▸ **WHAT THE TASK ASKS**: Within the material below, find each line bearing the word "subtitle" and present it.

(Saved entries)
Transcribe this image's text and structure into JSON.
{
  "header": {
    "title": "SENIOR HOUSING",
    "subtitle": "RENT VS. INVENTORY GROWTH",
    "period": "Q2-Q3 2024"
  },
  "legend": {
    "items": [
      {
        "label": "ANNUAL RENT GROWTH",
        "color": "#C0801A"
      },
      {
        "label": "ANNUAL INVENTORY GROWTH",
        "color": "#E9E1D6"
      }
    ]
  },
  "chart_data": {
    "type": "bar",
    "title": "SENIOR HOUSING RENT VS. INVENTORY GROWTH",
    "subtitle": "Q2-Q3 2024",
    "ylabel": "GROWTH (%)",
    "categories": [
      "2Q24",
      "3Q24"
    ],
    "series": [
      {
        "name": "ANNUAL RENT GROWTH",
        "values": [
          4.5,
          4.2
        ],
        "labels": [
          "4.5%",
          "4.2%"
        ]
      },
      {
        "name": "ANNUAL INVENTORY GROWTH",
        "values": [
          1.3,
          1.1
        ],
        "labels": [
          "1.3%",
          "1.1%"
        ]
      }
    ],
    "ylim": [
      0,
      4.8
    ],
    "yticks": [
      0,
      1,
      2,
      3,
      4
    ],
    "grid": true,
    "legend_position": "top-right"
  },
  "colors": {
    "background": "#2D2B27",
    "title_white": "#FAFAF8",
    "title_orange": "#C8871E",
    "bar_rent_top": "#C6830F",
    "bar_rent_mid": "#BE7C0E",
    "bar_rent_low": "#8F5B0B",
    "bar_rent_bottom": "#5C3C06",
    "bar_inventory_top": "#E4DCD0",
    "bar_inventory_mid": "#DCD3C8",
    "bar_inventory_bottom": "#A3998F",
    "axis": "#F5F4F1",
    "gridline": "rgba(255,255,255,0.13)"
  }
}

▸ **THE RESULT**:
    "subtitle": "RENT VS. INVENTORY GROWTH",
    "subtitle": "Q2-Q3 2024",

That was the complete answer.